::: Entries shown

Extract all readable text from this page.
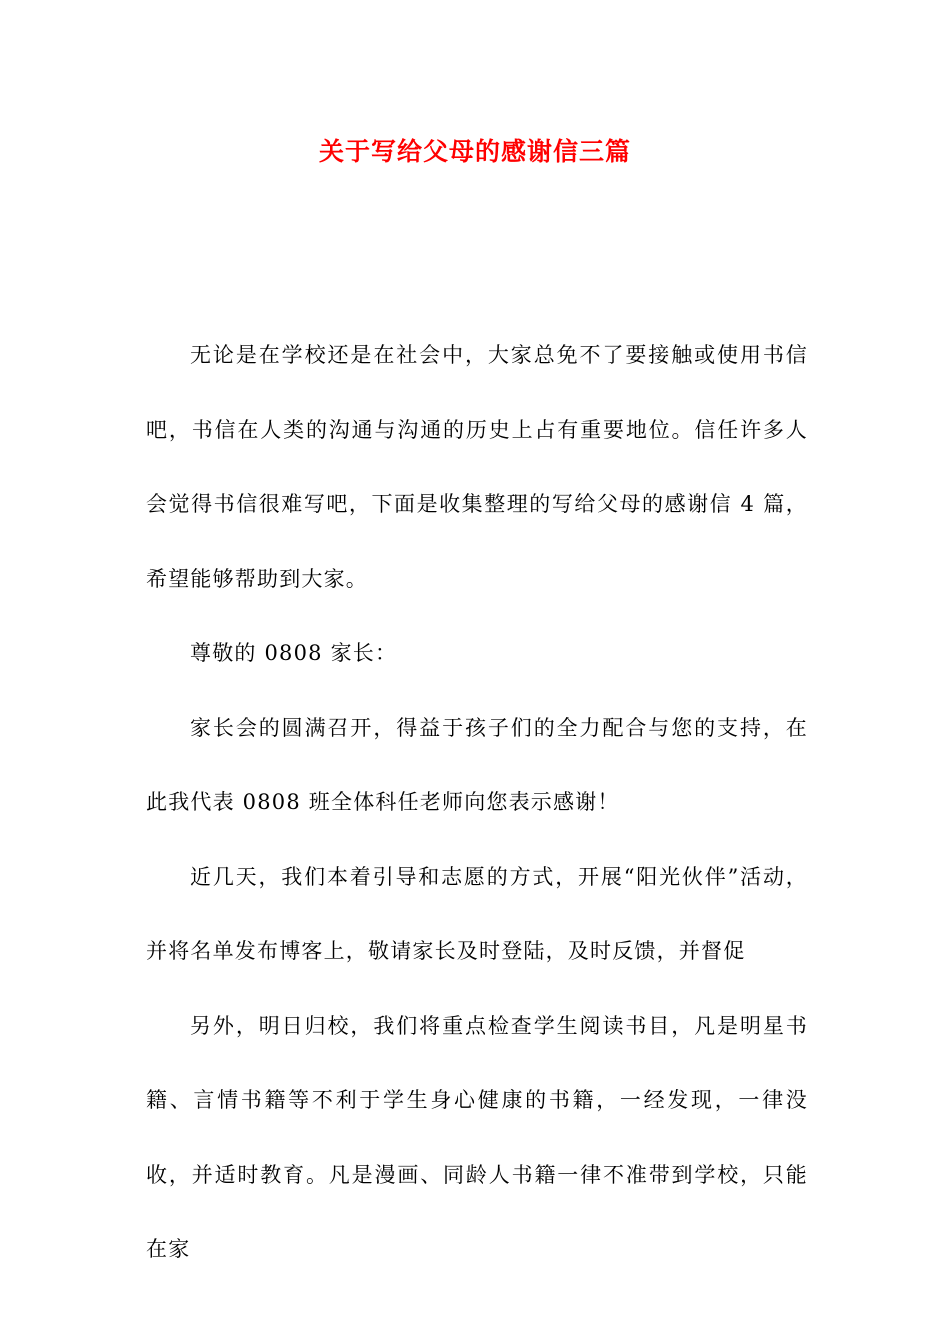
关于写给父母的感谢信三篇

无论是在学校还是在社会中，大家总免不了要接触或使用书信吧，书信在人类的沟通与沟通的历史上占有重要地位。信任许多人会觉得书信很难写吧，下面是收集整理的写给父母的感谢信 4 篇，希望能够帮助到大家。

尊敬的 0808 家长：

家长会的圆满召开，得益于孩子们的全力配合与您的支持，在此我代表 0808 班全体科任老师向您表示感谢！

近几天，我们本着引导和志愿的方式，开展“阳光伙伴”活动，并将名单发布博客上，敬请家长及时登陆，及时反馈，并督促

另外，明日归校，我们将重点检查学生阅读书目，凡是明星书籍、言情书籍等不利于学生身心健康的书籍，一经发现，一律没收，并适时教育。凡是漫画、同龄人书籍一律不准带到学校，只能在家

::::::

Task goal —
Make a verbatim copy of all the entries and strip out the pictures.

The response —
Extract all readable text from this page.
关于写给父母的感谢信三篇

无论是在学校还是在社会中，大家总免不了要接触或使用书信吧，书信在人类的沟通与沟通的历史上占有重要地位。信任许多人会觉得书信很难写吧，下面是收集整理的写给父母的感谢信 4 篇，希望能够帮助到大家。

尊敬的 0808 家长：

家长会的圆满召开，得益于孩子们的全力配合与您的支持，在此我代表 0808 班全体科任老师向您表示感谢！

近几天，我们本着引导和志愿的方式，开展“阳光伙伴”活动，并将名单发布博客上，敬请家长及时登陆，及时反馈，并督促

另外，明日归校，我们将重点检查学生阅读书目，凡是明星书籍、言情书籍等不利于学生身心健康的书籍，一经发现，一律没收，并适时教育。凡是漫画、同龄人书籍一律不准带到学校，只能在家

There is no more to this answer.